• **Your task**:
Copy out every line of the records where the string "title" occurs.

• **Stored records**:

++++++++

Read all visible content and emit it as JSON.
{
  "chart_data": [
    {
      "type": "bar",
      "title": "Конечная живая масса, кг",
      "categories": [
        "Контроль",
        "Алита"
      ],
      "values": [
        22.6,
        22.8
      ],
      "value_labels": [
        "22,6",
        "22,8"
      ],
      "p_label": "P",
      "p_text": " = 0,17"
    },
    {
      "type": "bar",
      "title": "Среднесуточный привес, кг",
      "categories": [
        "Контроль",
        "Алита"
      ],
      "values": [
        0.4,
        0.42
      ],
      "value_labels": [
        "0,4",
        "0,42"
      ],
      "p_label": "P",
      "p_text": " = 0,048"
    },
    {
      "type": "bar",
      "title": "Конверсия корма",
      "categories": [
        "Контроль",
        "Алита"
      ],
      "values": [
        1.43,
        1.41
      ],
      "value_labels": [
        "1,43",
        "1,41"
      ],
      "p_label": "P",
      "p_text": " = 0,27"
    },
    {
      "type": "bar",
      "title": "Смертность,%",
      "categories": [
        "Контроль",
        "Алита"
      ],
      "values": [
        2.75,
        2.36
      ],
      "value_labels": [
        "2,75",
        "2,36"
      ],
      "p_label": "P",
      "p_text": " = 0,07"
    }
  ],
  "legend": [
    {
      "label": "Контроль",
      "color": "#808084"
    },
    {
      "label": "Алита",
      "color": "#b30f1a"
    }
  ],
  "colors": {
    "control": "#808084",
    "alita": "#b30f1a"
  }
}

++++++++

• **Expected answer**:
      "title": "Конечная живая масса, кг",
      "title": "Среднесуточный привес, кг",
      "title": "Конверсия корма",
      "title": "Смертность,%",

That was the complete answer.